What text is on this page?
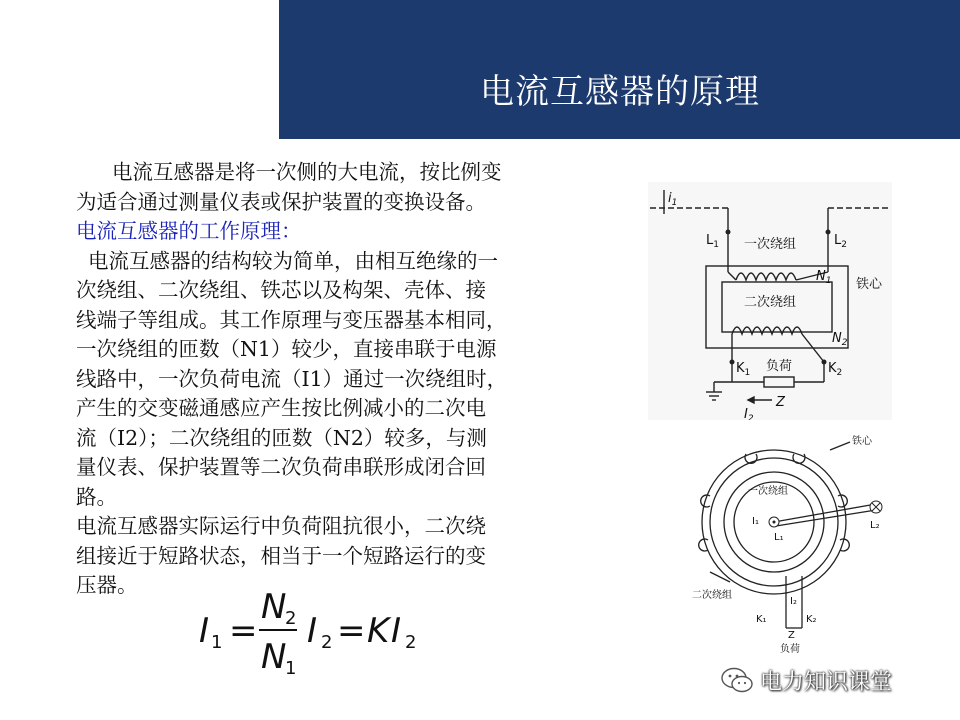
电流互感器的原理
电流互感器是将一次侧的大电流，按比例变
为适合通过测量仪表或保护装置的变换设备。
电流互感器的工作原理：
电流互感器的结构较为简单，由相互绝缘的一
次绕组、二次绕组、铁芯以及构架、壳体、接
线端子等组成。其工作原理与变压器基本相同，
一次绕组的匝数（N1）较少，直接串联于电源
线路中，一次负荷电流（I1）通过一次绕组时，
产生的交变磁通感应产生按比例减小的二次电
流（I2）；二次绕组的匝数（N2）较多，与测
量仪表、保护装置等二次负荷串联形成闭合回
路。
电流互感器实际运行中负荷阻抗很小，二次绕
组接近于短路状态，相当于一个短路运行的变
压器。
I 1 =
N
2
N
1
I 2 = K I 2
$i_1$
$L_1$	$L_2$
一次绕组
二次绕组
铁心
$N_1$
$N_2$
$K_1$	$K_2$
负荷
Z
$I_2$
铁心
一次绕组
I₁
L₁
L₂
二次绕组
I₂
K₁	K₂
Z
负荷
电力知识课堂
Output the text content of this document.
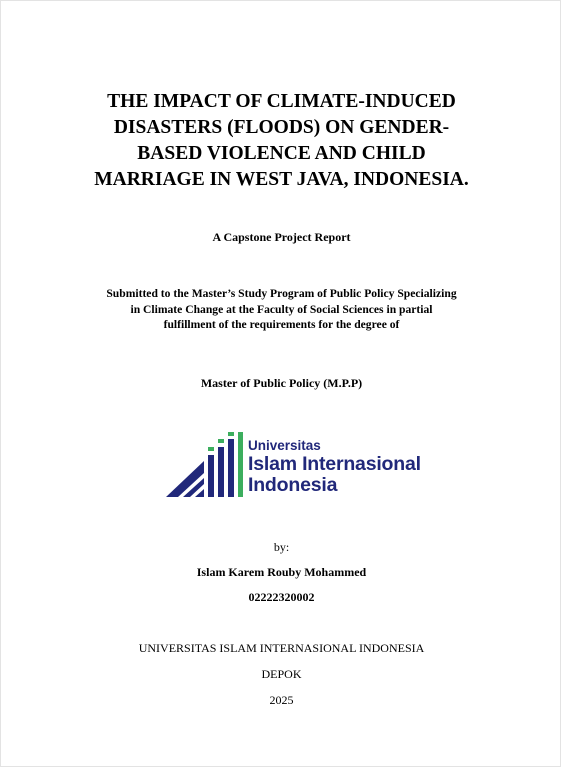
THE IMPACT OF CLIMATE-INDUCED
DISASTERS (FLOODS) ON GENDER-
BASED VIOLENCE AND CHILD
MARRIAGE IN WEST JAVA, INDONESIA.
A Capstone Project Report
Submitted to the Master’s Study Program of Public Policy Specializing
in Climate Change at the Faculty of Social Sciences in partial
fulfillment of the requirements for the degree of
Master of Public Policy (M.P.P)
Universitas
Islam Internasional
Indonesia
by:
Islam Karem Rouby Mohammed
02222320002
UNIVERSITAS ISLAM INTERNASIONAL INDONESIA
DEPOK
2025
********************
- [Problem to work on]:
Make an exact reproduction of the listing above, without any pictures.

- [The output]:
What text is on this page?
电流互感器的原理
电流互感器是将一次侧的大电流，按比例变
为适合通过测量仪表或保护装置的变换设备。
电流互感器的工作原理：
电流互感器的结构较为简单，由相互绝缘的一
次绕组、二次绕组、铁芯以及构架、壳体、接
线端子等组成。其工作原理与变压器基本相同，
一次绕组的匝数（N1）较少，直接串联于电源
线路中，一次负荷电流（I1）通过一次绕组时，
产生的交变磁通感应产生按比例减小的二次电
流（I2）；二次绕组的匝数（N2）较多，与测
量仪表、保护装置等二次负荷串联形成闭合回
路。
电流互感器实际运行中负荷阻抗很小，二次绕
组接近于短路状态，相当于一个短路运行的变
压器。
I 1 =
N
2
N
1
I 2 = K I 2
$i_1$
$L_1$	$L_2$
一次绕组
二次绕组
铁心
$N_1$
$N_2$
$K_1$	$K_2$
负荷
Z
$I_2$
铁心
一次绕组
I₁
L₁
L₂
二次绕组
I₂
K₁	K₂
Z
负荷
电力知识课堂
Output the text content of this document.
THE IMPACT OF CLIMATE-INDUCED
DISASTERS (FLOODS) ON GENDER-
BASED VIOLENCE AND CHILD
MARRIAGE IN WEST JAVA, INDONESIA.
A Capstone Project Report
Submitted to the Master’s Study Program of Public Policy Specializing
in Climate Change at the Faculty of Social Sciences in partial
fulfillment of the requirements for the degree of
Master of Public Policy (M.P.P)
Universitas
Islam Internasional
Indonesia
by:
Islam Karem Rouby Mohammed
02222320002
UNIVERSITAS ISLAM INTERNASIONAL INDONESIA
DEPOK
2025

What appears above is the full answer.